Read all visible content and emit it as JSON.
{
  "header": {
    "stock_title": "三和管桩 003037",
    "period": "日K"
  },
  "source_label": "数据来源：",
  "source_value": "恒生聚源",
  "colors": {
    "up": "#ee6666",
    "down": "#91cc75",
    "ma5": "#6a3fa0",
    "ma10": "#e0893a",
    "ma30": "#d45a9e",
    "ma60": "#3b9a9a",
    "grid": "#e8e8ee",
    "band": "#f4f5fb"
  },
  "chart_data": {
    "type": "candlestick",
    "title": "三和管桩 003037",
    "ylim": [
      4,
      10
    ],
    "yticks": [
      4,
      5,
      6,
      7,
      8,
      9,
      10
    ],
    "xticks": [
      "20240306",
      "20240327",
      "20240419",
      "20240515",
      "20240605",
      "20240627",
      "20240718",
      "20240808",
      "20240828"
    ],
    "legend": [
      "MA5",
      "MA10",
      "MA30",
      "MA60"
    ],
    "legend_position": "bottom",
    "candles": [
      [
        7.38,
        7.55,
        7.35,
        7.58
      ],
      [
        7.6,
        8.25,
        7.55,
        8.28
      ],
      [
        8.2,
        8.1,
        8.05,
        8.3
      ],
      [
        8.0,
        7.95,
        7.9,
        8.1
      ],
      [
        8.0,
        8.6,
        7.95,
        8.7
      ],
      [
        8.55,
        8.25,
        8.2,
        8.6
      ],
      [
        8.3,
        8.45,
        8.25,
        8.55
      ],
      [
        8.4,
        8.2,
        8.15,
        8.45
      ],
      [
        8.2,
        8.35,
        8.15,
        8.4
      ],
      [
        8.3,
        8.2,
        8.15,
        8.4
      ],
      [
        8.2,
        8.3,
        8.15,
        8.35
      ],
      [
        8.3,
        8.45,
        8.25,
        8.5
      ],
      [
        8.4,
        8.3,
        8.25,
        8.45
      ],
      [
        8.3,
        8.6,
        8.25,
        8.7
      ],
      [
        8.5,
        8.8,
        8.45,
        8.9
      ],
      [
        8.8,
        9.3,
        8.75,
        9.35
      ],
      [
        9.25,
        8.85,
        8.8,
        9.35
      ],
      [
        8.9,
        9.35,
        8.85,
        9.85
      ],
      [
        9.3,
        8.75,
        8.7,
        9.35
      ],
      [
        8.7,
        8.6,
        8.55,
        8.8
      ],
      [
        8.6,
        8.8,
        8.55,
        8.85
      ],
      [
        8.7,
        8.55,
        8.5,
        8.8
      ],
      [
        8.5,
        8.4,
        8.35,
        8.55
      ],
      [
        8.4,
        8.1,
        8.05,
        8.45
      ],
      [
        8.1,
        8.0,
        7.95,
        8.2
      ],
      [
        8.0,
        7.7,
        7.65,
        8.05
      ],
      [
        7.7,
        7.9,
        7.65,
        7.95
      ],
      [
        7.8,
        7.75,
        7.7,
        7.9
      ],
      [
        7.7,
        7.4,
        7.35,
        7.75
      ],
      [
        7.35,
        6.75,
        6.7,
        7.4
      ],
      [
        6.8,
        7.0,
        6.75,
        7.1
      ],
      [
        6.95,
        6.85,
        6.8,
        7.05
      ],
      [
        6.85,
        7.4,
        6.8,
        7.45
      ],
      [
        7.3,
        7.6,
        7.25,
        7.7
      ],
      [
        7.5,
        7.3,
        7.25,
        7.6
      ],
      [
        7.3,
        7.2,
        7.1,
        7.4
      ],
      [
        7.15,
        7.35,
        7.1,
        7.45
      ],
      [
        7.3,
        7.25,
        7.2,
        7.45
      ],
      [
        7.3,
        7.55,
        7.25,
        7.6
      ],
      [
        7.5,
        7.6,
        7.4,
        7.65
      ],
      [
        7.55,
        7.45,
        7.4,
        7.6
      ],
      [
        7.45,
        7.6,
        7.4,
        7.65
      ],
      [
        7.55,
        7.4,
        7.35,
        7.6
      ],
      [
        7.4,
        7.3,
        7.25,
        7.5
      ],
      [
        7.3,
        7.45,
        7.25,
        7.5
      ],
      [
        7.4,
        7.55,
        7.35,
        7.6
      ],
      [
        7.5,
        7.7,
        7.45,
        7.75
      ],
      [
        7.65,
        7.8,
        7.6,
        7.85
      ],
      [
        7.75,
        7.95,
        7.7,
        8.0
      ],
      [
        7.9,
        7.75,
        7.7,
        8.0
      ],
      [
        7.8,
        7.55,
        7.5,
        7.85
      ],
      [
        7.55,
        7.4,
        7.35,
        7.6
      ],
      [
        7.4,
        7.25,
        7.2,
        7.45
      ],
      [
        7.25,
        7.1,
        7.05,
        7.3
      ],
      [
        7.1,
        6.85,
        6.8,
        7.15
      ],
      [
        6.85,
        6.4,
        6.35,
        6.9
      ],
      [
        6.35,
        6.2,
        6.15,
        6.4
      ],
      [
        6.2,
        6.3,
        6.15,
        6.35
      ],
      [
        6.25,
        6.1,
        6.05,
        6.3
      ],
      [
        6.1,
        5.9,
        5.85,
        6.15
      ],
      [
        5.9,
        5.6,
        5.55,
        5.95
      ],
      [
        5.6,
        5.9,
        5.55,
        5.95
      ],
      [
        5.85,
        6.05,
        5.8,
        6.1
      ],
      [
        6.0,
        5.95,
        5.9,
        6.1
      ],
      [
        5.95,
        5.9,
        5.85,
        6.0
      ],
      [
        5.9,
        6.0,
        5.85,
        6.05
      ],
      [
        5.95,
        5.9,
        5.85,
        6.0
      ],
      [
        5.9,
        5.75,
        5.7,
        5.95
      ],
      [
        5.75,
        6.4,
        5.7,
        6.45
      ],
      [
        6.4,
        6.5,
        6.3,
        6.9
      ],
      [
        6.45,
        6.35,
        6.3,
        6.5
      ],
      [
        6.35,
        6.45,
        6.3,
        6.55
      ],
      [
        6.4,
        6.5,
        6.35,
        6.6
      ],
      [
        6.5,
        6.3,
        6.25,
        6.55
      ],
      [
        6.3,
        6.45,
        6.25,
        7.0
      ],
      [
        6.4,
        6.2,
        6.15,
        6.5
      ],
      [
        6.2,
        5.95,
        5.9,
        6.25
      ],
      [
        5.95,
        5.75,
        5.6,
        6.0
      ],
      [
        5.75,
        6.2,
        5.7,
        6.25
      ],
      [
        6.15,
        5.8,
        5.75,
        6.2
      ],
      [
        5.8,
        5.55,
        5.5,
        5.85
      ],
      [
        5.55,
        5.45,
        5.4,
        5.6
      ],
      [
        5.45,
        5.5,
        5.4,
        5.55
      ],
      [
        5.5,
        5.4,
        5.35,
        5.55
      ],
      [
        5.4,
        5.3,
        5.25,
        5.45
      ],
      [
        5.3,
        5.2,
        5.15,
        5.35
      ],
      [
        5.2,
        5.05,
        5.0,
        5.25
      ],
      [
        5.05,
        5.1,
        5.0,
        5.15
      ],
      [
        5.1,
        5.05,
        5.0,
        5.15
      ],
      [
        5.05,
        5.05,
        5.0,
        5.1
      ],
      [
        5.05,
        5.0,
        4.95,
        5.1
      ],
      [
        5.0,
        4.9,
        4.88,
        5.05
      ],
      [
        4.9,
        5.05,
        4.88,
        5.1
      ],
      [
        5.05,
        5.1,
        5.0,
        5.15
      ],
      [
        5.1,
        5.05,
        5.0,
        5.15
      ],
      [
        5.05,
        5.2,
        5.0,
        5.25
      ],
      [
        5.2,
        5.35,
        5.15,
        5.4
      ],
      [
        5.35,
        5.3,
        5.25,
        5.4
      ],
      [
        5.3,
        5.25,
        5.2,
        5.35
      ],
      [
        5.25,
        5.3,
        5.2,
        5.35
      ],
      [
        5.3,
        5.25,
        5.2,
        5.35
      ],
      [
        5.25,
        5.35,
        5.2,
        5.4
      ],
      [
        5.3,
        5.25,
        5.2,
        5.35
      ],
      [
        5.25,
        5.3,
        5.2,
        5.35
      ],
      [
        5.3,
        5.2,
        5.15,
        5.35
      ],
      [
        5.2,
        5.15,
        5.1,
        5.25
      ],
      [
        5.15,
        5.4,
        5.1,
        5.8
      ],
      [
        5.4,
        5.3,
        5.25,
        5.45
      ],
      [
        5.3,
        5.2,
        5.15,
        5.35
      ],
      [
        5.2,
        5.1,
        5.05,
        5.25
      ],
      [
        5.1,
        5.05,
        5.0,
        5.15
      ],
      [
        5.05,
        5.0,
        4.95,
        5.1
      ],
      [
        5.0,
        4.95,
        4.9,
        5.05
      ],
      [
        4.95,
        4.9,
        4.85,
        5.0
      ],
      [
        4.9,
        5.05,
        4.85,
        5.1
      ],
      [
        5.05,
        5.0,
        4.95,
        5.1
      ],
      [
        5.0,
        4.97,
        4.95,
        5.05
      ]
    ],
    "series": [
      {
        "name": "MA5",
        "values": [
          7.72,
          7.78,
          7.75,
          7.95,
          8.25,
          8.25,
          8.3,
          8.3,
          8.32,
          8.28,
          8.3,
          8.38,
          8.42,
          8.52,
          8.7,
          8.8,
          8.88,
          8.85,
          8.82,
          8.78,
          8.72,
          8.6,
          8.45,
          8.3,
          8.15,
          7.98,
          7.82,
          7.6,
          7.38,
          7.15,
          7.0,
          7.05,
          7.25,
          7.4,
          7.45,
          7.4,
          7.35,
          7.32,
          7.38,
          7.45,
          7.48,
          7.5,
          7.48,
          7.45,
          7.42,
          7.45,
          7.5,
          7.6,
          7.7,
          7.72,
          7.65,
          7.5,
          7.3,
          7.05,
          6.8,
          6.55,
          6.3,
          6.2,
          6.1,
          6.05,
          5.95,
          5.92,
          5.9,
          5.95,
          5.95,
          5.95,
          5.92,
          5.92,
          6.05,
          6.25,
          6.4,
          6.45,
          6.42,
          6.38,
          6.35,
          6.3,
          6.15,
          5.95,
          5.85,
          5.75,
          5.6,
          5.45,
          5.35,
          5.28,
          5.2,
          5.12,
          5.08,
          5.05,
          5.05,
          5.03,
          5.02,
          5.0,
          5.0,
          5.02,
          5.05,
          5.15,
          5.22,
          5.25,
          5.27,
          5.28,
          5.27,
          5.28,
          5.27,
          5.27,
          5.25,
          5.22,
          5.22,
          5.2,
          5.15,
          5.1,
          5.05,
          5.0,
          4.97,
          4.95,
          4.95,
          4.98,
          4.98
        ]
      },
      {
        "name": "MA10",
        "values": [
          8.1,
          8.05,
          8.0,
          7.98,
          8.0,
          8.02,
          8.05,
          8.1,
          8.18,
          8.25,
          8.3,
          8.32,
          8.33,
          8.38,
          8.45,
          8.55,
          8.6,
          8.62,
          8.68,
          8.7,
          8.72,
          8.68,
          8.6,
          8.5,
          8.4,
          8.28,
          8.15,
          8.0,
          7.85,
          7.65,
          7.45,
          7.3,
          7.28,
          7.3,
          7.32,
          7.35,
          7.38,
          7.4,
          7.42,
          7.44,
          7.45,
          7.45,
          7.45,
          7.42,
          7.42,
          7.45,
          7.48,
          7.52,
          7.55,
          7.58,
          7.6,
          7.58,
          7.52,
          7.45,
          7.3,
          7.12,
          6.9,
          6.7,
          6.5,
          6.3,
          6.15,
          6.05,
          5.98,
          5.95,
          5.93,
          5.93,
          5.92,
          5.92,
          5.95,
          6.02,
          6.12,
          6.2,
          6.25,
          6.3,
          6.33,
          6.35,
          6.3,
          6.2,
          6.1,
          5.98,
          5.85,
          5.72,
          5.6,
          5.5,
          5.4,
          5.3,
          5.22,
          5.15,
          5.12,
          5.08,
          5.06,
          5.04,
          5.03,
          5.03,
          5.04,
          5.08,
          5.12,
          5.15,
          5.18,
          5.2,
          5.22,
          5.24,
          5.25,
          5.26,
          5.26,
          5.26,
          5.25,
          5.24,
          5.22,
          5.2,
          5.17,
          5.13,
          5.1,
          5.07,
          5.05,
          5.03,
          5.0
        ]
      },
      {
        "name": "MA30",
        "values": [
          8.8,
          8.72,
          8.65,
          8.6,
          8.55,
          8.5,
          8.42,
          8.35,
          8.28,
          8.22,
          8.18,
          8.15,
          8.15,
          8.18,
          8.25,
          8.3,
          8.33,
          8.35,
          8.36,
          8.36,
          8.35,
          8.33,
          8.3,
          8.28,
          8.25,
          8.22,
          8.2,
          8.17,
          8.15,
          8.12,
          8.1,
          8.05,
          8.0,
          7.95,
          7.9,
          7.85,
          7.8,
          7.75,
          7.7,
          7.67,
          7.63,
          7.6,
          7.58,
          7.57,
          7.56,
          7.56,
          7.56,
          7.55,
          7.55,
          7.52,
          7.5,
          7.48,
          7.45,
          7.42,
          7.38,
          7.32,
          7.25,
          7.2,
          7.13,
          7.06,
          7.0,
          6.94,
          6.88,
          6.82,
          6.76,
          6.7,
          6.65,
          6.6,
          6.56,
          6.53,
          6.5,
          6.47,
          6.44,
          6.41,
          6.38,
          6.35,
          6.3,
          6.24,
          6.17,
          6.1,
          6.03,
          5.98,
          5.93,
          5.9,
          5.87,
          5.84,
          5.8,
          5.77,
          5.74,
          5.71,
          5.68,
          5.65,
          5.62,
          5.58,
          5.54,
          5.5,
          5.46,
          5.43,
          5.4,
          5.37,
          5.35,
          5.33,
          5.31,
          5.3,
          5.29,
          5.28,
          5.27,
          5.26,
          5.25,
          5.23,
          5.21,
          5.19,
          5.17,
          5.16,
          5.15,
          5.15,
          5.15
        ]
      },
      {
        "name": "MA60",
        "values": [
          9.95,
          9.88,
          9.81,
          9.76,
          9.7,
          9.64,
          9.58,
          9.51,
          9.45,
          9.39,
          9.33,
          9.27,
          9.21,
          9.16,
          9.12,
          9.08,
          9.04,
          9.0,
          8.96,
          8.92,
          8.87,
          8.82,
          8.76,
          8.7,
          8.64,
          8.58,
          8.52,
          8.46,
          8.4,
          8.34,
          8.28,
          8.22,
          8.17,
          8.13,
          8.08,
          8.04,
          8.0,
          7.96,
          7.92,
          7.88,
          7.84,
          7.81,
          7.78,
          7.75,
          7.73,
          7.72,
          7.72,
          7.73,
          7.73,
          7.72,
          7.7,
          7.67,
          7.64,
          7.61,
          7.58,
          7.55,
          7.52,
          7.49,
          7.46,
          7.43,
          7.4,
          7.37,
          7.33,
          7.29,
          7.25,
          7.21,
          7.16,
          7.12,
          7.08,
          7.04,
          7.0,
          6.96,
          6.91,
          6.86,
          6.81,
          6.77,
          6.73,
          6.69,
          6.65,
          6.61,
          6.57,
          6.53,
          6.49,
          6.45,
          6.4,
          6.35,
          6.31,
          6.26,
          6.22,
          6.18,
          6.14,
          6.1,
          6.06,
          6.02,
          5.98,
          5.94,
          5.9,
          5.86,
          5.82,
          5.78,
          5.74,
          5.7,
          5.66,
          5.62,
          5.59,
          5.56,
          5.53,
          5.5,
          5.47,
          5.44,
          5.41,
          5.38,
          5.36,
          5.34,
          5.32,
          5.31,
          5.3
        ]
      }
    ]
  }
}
● ● ● ● ●
### The problem
Every line holding "name" should be copied out.

### Finished exercise
        "name": "MA5",
        "name": "MA10",
        "name": "MA30",
        "name": "MA60",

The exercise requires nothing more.